» Text section
Search code examples
rurlnlptmreadlines

Cleaning web text using readLines and the tm-package in R


I am trying to remove regex codes and numbers on a webpage using the readLines function. I am using the unlist function for some of this. However, I'm not sure how to remove numbers. I was thinking of using the tm-package, but I seem to be missing a format conversion. How can I transform my webpage to remove numbers etc. with tm, or is there an easier way of removing redundancy from the text? I hope to concatenate a number of webpages to be read, so it will be quite a bit of cleaning.

 library(rvest)
 library(tm)
 webpage <- readLines("https://www.sciencedaily.com/releases/2020/02/200219113746.htm", 
             encoding = "UCS-2LE")
 dirtytext <- unlist(strsplit(webpage,"\\r|\\n|\\t"))
 cleantext <- tm_map(dirtytext,removeNumbers)

» Task input
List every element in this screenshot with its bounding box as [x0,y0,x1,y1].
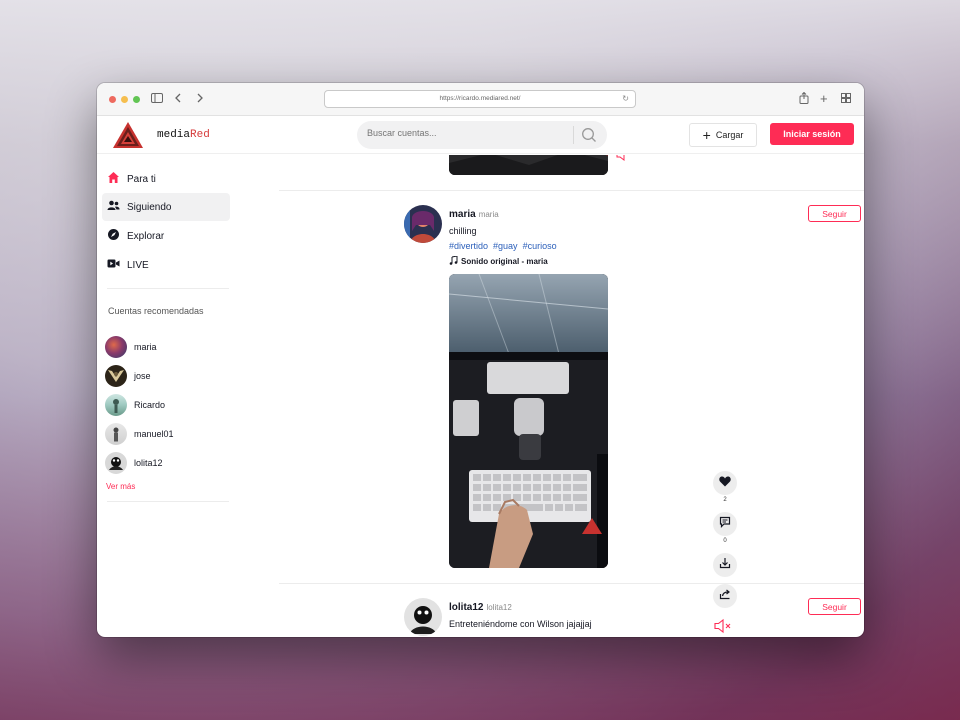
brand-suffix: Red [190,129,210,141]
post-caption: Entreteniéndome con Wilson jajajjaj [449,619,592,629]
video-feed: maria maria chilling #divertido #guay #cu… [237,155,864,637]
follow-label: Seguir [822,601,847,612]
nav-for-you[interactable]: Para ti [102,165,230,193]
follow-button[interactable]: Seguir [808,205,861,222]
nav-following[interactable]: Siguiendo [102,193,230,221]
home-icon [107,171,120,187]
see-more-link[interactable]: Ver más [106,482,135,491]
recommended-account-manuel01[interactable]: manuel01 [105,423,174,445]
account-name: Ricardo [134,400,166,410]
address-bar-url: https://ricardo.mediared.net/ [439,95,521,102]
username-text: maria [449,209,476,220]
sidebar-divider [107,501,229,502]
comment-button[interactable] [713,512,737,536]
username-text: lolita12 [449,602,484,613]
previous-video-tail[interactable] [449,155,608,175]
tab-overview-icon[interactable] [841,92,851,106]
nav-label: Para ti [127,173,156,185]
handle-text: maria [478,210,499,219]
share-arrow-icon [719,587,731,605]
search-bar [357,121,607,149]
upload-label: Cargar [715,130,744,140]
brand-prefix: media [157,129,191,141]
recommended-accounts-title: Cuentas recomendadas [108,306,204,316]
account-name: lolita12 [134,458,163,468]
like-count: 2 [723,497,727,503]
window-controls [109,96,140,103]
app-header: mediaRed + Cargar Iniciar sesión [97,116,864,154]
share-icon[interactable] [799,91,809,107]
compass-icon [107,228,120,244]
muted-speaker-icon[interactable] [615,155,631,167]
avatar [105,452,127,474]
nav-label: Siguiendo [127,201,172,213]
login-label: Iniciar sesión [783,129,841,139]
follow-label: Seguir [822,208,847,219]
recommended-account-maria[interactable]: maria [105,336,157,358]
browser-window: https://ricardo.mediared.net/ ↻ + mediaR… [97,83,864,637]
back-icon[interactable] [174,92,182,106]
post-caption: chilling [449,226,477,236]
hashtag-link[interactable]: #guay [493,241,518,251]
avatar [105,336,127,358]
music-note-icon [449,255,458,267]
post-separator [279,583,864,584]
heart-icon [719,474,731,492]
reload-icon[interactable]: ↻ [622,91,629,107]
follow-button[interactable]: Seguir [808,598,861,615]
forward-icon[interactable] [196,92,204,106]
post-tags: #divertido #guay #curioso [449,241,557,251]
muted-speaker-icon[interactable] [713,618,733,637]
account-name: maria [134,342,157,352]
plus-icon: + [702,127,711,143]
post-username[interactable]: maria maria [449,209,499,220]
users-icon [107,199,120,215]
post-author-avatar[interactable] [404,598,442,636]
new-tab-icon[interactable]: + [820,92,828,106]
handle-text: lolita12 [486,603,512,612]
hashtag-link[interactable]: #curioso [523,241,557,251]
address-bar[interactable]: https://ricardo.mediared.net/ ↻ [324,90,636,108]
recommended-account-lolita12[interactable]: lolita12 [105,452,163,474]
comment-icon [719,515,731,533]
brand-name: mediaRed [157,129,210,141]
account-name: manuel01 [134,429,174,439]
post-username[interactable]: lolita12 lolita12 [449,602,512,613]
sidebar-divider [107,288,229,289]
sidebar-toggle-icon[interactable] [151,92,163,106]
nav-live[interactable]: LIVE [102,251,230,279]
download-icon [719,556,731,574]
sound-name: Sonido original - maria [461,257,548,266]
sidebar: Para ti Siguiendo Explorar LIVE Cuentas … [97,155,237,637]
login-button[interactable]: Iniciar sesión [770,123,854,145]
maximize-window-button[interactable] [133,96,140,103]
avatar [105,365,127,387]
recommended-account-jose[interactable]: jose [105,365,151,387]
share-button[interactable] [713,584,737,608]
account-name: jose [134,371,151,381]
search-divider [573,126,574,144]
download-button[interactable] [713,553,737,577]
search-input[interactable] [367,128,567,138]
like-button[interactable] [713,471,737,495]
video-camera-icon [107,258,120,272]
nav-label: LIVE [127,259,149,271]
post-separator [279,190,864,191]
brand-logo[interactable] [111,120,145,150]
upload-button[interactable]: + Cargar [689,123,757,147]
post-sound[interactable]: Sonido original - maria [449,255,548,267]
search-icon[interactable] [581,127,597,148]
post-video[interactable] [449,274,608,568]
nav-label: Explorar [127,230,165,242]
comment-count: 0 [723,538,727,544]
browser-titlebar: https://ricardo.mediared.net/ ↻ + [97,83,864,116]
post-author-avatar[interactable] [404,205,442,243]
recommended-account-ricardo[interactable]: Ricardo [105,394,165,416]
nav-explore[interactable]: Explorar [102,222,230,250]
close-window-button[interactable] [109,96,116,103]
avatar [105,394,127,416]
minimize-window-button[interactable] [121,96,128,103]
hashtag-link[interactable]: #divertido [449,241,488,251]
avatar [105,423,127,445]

» Directives
• a. Rewrite the listing lines from the one holding "brand-suffix: Red [190,129,210,141]" through the one holding "nav-for-you[interactable]: Para ti", inclusive, replacing "post-caption" with "video-caption" and leaving everything else unchanged.
• b. Pick up the R web-text cleaning question where it stops and keep it going.

» Responses for each task
• a.
brand-suffix: Red [190,129,210,141]
video-caption: Entreteniéndome con Wilson jajajjaj [449,619,592,629]
video-feed: maria maria chilling #divertido #guay #cu… [237,155,864,637]
follow-label: Seguir [822,601,847,612]
nav-for-you[interactable]: Para ti [102,165,230,193]

• b.
The last line gives the error message:

'Error in UseMethod("tm_map", x) : no applicable method for 'tm_map' applied to an object of class "character"'


Solution

  • I'm not sure if you want to include the lede but the following returns the story by paragraph (which removes all the non-story elements contained in the text like advertising).

    library(rvest)
    
    url <- "https://www.sciencedaily.com/releases/2020/02/200219113746.htm"
    
    page <- read_html(url)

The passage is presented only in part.